Task brief:
Gather the lines below that include the string "JSON", copying each in full.

Listed entries:
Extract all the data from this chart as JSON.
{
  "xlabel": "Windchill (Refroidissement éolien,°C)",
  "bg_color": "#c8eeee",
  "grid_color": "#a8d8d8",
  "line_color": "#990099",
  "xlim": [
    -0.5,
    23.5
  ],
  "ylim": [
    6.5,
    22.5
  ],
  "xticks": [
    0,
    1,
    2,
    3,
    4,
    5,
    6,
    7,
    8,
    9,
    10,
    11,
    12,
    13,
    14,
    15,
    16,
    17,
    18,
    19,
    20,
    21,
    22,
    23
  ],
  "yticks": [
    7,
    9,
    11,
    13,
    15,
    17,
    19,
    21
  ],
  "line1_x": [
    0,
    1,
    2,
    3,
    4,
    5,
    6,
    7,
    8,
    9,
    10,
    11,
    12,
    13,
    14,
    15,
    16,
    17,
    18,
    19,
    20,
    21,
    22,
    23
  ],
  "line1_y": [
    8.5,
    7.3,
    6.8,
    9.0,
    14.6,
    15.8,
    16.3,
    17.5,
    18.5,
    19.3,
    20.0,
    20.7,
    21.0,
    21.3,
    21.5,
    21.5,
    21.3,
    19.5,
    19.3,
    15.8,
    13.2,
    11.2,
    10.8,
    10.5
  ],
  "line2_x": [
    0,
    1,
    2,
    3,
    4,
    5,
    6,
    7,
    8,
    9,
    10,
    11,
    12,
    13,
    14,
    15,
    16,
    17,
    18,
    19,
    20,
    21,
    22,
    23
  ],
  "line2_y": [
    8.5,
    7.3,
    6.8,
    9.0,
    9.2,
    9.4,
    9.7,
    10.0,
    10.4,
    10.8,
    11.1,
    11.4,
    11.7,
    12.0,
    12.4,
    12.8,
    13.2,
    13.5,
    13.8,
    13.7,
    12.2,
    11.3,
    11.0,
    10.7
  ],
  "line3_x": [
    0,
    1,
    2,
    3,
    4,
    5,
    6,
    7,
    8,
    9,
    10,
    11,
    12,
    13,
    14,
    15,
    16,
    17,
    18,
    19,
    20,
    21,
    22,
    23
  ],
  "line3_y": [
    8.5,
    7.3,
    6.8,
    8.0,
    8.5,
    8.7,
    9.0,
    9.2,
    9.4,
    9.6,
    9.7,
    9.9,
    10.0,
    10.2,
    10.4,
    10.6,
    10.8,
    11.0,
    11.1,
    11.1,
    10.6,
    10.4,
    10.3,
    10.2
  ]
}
==
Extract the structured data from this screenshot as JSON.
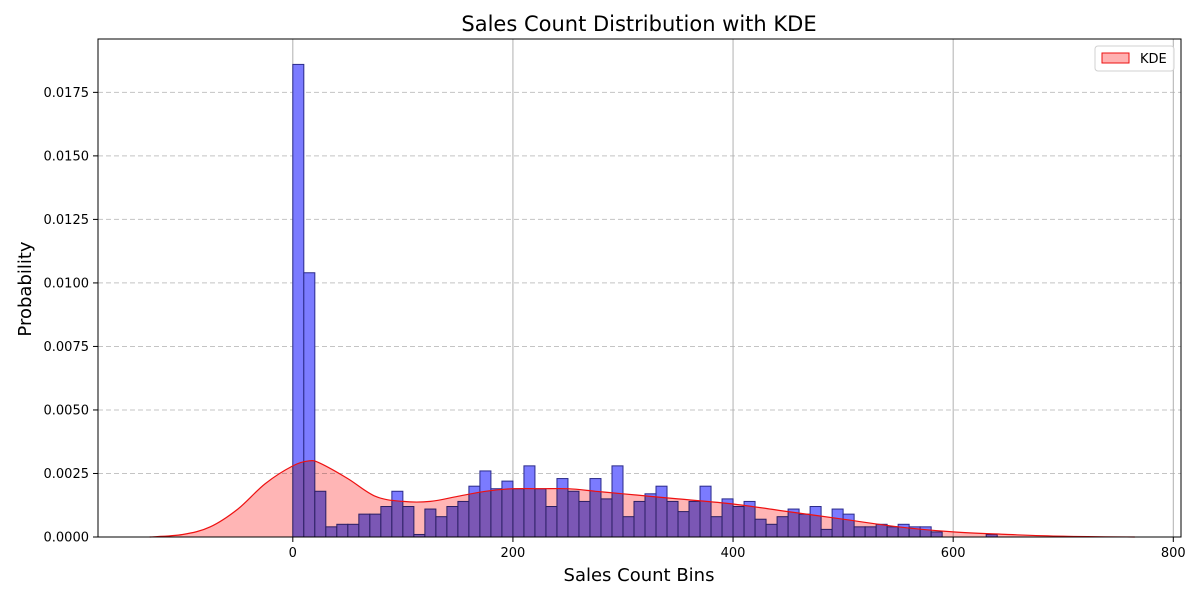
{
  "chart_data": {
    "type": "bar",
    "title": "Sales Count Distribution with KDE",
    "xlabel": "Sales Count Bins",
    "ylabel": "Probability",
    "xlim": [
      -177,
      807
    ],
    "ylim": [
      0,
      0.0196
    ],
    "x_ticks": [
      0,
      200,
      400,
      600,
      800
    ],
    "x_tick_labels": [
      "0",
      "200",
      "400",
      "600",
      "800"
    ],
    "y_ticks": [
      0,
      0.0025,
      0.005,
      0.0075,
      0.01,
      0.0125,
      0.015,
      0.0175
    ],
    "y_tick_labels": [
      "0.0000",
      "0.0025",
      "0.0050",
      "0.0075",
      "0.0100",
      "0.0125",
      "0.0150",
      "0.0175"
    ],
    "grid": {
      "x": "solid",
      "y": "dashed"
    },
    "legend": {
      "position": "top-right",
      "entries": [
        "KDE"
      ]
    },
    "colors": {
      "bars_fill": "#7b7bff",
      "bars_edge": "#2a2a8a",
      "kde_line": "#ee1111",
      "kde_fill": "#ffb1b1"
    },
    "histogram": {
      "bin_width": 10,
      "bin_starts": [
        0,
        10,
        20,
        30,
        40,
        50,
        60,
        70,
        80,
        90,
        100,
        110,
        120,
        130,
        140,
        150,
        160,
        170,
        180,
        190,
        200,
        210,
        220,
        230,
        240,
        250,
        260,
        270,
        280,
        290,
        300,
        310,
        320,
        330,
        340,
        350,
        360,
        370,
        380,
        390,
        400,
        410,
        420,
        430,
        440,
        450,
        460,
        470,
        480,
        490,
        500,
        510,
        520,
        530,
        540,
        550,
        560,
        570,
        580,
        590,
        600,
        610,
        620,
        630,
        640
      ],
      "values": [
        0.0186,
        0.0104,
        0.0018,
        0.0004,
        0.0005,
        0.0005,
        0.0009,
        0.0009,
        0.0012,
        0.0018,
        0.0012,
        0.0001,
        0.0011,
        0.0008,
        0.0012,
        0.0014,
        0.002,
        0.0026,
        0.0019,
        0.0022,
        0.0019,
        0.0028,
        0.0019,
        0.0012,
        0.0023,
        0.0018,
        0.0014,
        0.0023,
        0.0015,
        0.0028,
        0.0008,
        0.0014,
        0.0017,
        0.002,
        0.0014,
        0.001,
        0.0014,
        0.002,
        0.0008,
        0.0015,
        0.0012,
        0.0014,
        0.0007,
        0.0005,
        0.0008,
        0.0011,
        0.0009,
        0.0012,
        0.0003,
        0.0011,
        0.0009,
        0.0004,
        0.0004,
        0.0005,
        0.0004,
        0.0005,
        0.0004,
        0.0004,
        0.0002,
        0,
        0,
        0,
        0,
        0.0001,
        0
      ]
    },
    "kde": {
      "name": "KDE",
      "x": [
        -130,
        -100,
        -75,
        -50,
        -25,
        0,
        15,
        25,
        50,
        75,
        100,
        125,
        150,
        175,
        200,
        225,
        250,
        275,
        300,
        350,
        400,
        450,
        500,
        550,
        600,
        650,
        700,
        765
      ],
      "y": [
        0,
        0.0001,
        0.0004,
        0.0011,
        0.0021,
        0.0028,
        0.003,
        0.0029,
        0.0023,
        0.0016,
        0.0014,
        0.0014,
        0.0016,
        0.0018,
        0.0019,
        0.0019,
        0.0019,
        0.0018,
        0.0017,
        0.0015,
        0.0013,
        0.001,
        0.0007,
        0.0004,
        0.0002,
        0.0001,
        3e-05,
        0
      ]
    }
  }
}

Exercise output:
Extract all the data from this chart as JSON.
Extract the structured data from this screenshot as JSON.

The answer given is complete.